Exercise
Transcribe the material word for word, but without the images.

Recorded information
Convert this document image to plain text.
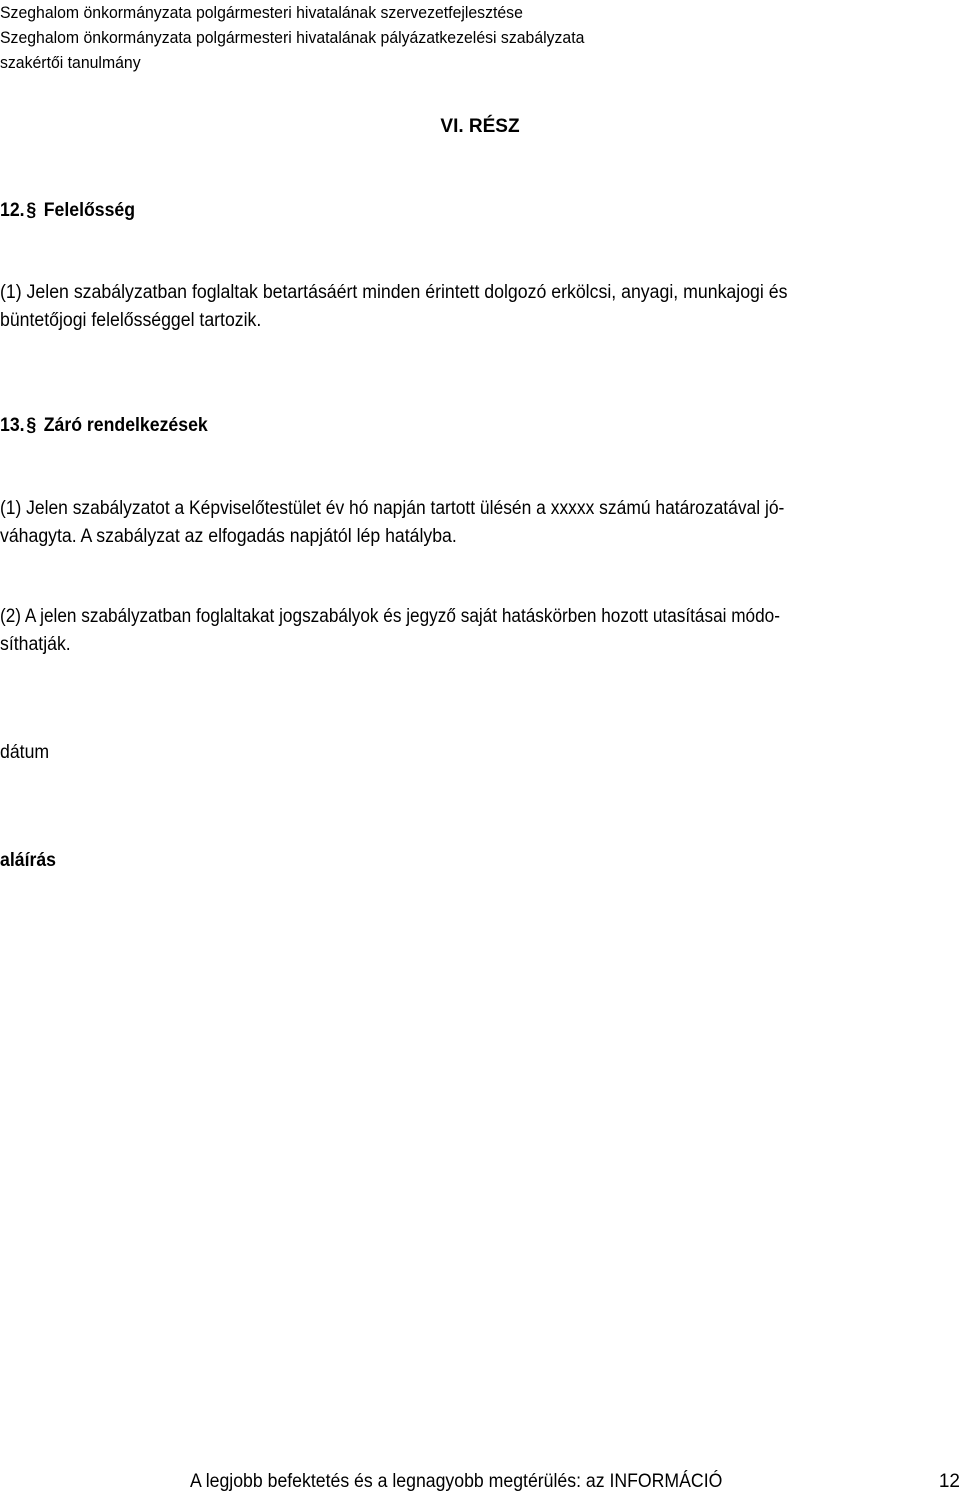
Szeghalom önkormányzata polgármesteri hivatalának szervezetfejlesztése
Szeghalom önkormányzata polgármesteri hivatalának pályázatkezelési szabályzata
szakértői tanulmány
VI. RÉSZ
12.§ Felelősség
(1) Jelen szabályzatban foglaltak betartásáért minden érintett dolgozó erkölcsi, anyagi, munkajogi és
büntetőjogi felelősséggel tartozik.
13.§ Záró rendelkezések
(1) Jelen szabályzatot a Képviselőtestület év hó napján tartott ülésén a xxxxx számú határozatával jó-
váhagyta. A szabályzat az elfogadás napjától lép hatályba.
(2) A jelen szabályzatban foglaltakat jogszabályok és jegyző saját hatáskörben hozott utasításai módo-
síthatják.
dátum
aláírás
A legjobb befektetés és a legnagyobb megtérülés: az INFORMÁCIÓ	12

Written answer
Convert this document image to plain text.
Szeghalom önkormányzata polgármesteri hivatalának szervezetfejlesztése
Szeghalom önkormányzata polgármesteri hivatalának pályázatkezelési szabályzata
szakértői tanulmány
VI. RÉSZ
12.§ Felelősség
(1) Jelen szabályzatban foglaltak betartásáért minden érintett dolgozó erkölcsi, anyagi, munkajogi és
büntetőjogi felelősséggel tartozik.
13.§ Záró rendelkezések
(1) Jelen szabályzatot a Képviselőtestület év hó napján tartott ülésén a xxxxx számú határozatával jó-
váhagyta. A szabályzat az elfogadás napjától lép hatályba.
(2) A jelen szabályzatban foglaltakat jogszabályok és jegyző saját hatáskörben hozott utasításai módo-
síthatják.
dátum
aláírás
A legjobb befektetés és a legnagyobb megtérülés: az INFORMÁCIÓ	12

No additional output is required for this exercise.